OBJECTIVE
Select and reproduce each line of the listing below that bears the string "настроение".

BEGIN DATA LISTING

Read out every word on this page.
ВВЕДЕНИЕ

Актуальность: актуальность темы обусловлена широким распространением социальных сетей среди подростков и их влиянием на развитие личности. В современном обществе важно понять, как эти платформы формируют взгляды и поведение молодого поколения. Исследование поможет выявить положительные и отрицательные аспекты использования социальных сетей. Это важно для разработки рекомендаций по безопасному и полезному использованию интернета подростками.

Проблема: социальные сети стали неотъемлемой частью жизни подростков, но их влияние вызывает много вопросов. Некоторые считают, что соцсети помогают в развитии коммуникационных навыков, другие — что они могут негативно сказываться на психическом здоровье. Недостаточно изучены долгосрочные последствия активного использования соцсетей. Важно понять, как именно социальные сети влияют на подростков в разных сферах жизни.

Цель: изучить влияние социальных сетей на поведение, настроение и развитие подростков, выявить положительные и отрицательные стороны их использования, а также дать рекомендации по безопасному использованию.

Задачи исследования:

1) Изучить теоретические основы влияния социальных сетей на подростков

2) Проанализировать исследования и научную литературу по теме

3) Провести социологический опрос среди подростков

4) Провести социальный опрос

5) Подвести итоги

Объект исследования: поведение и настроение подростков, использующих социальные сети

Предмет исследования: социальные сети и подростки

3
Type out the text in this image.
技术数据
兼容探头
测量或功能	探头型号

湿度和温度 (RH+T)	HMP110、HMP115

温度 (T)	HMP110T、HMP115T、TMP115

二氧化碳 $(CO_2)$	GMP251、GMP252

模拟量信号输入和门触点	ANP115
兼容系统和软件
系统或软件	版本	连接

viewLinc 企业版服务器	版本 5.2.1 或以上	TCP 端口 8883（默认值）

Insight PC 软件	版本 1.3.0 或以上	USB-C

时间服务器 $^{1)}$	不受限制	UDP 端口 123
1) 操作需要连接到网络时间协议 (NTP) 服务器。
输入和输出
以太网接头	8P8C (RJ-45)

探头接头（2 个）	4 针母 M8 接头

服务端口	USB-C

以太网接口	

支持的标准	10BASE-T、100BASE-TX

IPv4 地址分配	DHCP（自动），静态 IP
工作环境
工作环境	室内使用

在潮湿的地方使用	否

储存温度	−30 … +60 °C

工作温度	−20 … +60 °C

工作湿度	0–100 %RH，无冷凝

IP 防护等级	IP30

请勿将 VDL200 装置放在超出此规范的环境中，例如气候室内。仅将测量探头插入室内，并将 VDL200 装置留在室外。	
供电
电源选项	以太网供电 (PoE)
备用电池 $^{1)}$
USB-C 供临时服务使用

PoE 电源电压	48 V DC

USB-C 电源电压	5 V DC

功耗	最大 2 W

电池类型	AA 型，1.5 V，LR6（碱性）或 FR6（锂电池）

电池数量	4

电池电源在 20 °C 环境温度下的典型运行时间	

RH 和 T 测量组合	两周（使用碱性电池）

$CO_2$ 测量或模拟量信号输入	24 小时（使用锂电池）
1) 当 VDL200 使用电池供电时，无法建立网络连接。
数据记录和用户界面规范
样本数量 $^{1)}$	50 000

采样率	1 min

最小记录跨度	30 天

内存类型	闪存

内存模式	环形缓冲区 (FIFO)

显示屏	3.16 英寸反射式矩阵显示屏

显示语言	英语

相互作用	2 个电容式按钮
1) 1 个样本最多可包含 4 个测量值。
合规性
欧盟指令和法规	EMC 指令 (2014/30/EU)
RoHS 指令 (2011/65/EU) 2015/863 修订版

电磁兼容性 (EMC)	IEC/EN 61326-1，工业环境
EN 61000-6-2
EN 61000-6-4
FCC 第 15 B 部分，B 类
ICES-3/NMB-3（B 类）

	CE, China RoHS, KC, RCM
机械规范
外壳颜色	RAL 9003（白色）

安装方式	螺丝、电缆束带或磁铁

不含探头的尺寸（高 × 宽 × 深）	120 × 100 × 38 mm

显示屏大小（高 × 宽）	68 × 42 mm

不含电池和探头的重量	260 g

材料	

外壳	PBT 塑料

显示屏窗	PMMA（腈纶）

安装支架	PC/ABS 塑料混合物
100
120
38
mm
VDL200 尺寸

END DATA LISTING

EXERCISE ANSWER
Цель: изучить влияние социальных сетей на поведение, настроение и развитие подростков, выявить положительные и отрицательные стороны их использования, а также дать рекомендации по безопасному использованию.
Объект исследования: поведение и настроение подростков, использующих социальные сети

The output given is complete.